───── Exercise input

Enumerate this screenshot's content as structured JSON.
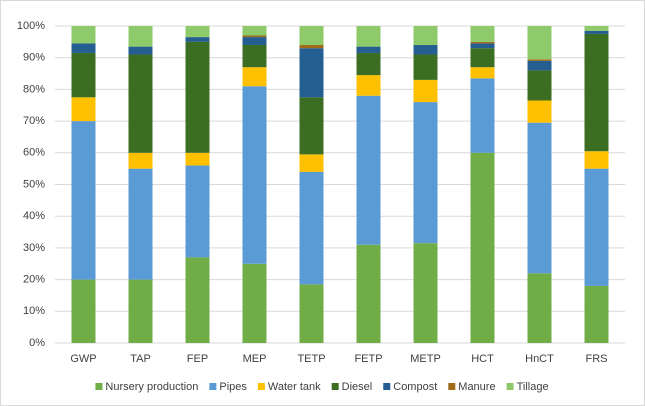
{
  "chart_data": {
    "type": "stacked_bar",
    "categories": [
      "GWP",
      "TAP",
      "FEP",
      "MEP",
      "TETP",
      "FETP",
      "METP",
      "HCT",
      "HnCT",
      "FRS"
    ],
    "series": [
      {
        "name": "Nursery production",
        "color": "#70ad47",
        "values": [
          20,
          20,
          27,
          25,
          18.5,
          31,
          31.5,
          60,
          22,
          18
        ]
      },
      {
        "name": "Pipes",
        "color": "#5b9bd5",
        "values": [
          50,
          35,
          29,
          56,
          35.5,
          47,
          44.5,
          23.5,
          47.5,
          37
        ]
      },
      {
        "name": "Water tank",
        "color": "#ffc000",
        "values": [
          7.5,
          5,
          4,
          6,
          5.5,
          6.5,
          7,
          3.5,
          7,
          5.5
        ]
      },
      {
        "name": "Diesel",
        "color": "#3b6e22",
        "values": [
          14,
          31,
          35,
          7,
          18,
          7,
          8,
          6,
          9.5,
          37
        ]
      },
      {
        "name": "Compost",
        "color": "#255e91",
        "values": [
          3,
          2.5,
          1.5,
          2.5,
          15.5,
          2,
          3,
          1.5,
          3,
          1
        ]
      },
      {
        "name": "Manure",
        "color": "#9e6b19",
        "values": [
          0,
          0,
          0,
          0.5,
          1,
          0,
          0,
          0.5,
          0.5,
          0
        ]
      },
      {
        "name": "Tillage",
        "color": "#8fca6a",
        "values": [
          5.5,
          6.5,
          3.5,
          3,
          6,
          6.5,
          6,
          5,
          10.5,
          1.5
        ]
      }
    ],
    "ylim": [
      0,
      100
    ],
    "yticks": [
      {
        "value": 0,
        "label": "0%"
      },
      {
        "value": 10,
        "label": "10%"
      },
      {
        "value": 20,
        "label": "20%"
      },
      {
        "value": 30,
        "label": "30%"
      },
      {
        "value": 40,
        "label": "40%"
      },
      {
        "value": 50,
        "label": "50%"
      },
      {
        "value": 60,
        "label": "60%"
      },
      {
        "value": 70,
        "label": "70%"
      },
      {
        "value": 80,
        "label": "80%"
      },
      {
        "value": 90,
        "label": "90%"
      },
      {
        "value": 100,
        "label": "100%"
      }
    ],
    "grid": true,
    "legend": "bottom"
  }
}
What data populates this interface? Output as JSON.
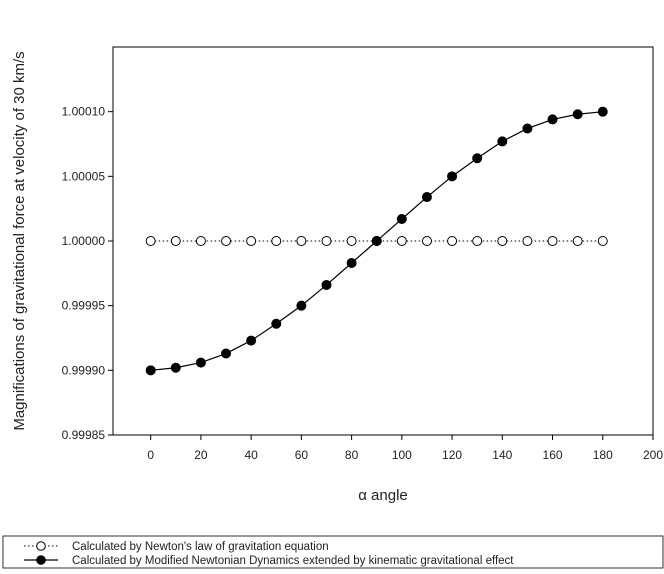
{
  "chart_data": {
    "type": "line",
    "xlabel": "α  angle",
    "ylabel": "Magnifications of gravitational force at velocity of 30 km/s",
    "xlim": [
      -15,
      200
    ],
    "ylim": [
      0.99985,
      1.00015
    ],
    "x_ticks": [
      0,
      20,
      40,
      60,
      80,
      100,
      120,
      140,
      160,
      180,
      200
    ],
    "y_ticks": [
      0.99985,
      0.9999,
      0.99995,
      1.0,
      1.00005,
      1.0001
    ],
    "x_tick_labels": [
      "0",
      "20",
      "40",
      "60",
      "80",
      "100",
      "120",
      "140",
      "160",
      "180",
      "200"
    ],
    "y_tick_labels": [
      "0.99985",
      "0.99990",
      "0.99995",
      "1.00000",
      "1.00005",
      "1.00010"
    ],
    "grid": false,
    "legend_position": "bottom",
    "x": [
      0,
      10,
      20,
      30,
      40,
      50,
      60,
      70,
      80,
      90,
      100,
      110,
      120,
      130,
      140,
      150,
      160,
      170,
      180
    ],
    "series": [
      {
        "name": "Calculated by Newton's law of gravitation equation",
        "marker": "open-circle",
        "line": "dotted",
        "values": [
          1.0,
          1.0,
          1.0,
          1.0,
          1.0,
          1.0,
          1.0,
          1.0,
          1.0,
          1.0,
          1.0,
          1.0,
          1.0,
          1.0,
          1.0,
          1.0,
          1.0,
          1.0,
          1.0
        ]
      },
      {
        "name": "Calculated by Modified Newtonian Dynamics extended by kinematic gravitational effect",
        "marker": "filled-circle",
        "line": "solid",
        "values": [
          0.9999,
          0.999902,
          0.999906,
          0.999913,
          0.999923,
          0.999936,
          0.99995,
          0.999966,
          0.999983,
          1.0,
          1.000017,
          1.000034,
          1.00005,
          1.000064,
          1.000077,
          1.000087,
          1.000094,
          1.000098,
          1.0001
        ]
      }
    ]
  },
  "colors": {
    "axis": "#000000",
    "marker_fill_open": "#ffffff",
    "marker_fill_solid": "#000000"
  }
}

──────────
───── Exercise input

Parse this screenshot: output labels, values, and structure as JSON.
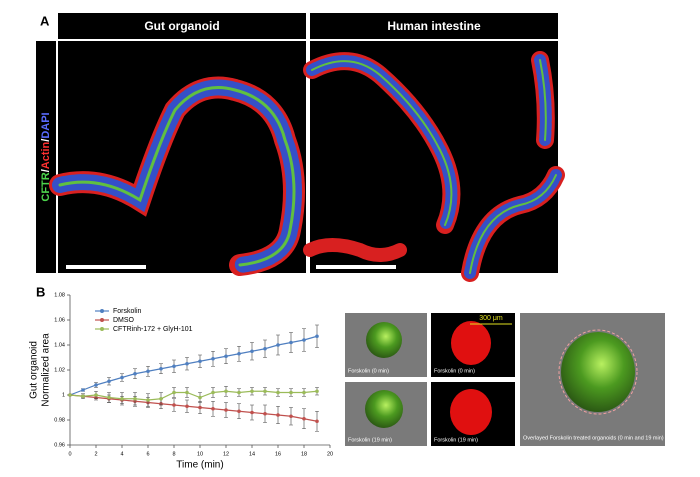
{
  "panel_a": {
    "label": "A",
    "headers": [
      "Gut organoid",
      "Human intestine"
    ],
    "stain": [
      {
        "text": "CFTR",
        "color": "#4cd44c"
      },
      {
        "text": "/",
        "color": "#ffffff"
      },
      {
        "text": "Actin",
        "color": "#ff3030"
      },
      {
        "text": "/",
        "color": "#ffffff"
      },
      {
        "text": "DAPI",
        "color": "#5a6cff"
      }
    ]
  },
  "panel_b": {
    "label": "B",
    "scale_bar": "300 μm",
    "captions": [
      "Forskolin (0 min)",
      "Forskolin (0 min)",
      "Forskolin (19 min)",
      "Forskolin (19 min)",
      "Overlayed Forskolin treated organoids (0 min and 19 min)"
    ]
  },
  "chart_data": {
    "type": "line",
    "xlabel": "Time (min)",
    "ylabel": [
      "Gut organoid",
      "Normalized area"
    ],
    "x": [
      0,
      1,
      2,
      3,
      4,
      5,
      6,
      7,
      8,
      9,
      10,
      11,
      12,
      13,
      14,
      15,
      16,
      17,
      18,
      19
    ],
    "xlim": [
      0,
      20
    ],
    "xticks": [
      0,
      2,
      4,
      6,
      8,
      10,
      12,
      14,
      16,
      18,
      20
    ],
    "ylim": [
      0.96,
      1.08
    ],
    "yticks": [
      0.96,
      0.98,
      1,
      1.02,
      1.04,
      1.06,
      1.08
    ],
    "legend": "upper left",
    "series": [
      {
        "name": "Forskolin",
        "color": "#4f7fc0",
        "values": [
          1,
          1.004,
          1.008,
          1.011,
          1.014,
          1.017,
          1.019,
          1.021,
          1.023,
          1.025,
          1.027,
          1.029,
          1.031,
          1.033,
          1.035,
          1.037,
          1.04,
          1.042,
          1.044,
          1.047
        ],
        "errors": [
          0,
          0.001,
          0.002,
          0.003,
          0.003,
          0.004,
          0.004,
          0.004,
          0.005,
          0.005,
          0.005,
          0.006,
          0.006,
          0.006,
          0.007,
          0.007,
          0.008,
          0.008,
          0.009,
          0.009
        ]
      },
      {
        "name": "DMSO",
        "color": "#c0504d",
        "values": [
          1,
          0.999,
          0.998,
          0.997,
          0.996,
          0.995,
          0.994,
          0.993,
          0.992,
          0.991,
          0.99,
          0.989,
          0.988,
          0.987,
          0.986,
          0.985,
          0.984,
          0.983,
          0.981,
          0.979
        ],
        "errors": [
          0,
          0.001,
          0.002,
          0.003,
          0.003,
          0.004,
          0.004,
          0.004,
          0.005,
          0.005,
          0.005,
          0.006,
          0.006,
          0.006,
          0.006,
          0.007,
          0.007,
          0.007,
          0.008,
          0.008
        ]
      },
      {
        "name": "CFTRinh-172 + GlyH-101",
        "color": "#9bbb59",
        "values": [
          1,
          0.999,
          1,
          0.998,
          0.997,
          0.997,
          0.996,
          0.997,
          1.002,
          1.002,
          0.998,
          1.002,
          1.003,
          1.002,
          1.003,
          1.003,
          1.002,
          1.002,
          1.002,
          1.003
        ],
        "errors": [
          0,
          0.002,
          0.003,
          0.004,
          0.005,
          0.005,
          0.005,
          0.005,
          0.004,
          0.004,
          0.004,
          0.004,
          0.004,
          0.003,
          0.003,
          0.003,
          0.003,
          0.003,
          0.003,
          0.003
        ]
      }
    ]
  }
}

──────────

Required task: Go through the material line by line. Show each line that contains the string "this".

Exercise response:
Enumerate this screenshot's content as structured JSON.
What data populates this interface? Output as JSON.
Parse this screenshot: output labels, values, and structure as JSON.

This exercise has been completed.